─── Available records

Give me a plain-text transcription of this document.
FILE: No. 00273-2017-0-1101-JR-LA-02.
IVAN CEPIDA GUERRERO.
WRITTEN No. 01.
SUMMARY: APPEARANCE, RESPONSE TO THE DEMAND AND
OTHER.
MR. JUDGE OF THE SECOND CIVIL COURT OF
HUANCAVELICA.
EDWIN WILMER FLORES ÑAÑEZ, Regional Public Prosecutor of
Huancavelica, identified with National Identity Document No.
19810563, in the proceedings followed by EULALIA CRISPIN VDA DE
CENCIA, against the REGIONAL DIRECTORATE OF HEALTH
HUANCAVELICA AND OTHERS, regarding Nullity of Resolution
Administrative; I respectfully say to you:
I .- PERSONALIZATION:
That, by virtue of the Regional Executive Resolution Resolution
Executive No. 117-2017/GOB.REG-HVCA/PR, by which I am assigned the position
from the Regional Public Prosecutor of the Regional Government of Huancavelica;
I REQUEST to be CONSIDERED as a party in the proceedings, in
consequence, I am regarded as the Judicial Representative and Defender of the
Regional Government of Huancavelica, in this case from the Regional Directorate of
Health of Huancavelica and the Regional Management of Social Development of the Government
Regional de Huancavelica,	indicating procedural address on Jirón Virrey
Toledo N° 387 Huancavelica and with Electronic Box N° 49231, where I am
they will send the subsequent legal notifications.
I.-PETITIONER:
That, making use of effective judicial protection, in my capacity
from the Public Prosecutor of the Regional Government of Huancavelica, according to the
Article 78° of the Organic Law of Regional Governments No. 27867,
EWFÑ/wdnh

──────

--- Exercise goal ---
Your task is to gather all lines from the entries above that hold the word "Resolution".

--- Expected answer ---
HUANCAVELICA AND OTHERS, regarding Nullity of Resolution
That, by virtue of the Regional Executive Resolution Resolution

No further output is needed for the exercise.